[Stored entries]
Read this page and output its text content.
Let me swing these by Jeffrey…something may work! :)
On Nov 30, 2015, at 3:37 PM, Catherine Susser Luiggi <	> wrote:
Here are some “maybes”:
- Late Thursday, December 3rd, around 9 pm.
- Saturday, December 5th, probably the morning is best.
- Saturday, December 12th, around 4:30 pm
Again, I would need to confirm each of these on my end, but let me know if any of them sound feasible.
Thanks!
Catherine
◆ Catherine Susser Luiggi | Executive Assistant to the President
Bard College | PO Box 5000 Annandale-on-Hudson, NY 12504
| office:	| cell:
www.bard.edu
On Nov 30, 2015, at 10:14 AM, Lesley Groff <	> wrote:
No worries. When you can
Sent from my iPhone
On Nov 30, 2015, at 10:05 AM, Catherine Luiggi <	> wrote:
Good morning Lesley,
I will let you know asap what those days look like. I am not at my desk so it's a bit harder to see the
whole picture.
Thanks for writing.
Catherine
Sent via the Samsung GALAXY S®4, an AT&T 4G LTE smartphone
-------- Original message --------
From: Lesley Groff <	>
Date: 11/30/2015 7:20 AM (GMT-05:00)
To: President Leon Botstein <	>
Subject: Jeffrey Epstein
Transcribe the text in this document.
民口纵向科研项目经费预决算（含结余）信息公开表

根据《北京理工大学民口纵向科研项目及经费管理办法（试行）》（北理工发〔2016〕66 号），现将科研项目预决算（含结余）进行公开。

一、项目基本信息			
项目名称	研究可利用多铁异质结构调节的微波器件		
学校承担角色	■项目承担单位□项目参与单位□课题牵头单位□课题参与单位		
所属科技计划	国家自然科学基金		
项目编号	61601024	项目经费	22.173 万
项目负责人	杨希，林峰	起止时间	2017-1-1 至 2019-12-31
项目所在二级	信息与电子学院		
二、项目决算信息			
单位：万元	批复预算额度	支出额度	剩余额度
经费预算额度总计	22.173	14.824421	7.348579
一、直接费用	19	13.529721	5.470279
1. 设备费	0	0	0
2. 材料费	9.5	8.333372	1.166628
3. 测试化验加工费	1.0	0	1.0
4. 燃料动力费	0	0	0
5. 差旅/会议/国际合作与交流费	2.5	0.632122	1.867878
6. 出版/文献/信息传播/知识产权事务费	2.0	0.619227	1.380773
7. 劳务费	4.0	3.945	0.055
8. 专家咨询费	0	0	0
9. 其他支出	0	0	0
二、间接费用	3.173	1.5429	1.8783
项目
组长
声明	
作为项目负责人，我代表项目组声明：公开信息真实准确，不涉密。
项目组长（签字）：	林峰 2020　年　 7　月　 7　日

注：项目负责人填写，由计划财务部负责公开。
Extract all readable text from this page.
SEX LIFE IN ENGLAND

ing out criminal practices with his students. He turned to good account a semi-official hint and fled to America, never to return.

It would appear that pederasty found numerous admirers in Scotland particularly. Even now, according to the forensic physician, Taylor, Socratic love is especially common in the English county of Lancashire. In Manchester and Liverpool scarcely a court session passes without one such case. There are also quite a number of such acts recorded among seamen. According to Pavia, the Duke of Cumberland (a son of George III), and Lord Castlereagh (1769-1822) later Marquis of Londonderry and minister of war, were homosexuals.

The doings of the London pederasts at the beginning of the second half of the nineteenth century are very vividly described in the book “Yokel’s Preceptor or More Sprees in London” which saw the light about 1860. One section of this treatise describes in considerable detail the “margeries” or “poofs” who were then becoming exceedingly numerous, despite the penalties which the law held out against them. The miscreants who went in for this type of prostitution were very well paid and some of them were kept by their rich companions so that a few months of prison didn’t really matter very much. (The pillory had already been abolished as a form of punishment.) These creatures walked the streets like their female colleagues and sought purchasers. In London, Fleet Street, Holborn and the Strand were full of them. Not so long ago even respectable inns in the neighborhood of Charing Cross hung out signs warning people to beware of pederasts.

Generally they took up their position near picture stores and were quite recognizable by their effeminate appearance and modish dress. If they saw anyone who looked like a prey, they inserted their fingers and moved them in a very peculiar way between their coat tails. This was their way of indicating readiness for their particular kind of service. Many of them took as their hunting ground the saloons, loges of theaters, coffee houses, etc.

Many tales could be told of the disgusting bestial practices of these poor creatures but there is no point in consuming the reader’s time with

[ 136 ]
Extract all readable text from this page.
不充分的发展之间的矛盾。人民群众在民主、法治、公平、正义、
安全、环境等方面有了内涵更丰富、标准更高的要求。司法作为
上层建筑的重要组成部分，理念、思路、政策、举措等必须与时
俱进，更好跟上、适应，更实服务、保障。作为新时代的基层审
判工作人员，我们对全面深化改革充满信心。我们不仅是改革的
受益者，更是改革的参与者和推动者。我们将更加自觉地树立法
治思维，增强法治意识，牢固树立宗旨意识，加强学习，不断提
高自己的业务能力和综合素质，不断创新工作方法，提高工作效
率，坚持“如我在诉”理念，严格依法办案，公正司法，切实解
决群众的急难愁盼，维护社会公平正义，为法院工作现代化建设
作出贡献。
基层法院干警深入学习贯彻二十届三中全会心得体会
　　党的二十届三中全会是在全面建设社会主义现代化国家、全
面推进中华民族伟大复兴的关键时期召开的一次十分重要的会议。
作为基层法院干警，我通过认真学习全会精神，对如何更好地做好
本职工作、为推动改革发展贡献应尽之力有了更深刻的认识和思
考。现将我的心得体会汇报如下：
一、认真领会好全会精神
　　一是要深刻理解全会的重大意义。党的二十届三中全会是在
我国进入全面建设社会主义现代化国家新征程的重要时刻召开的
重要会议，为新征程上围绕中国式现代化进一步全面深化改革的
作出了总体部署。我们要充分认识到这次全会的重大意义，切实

| What is required |
Scan the entries above for the word "would" and collect each line holding it.

| Problem solution |
Again, I would need to confirm each of these on my end, but let me know if any of them sound feasible.
It would appear that pederasty found numerous admirers in Scotland particularly. Even now, according to the forensic physician, Taylor, Socratic love is especially common in the English county of Lancashire. In Manchester and Liverpool scarcely a court session passes without one such case. There are also quite a number of such acts recorded among seamen. According to Pavia, the Duke of Cumberland (a son of George III), and Lord Castlereagh (1769-1822) later Marquis of Londonderry and minister of war, were homosexuals.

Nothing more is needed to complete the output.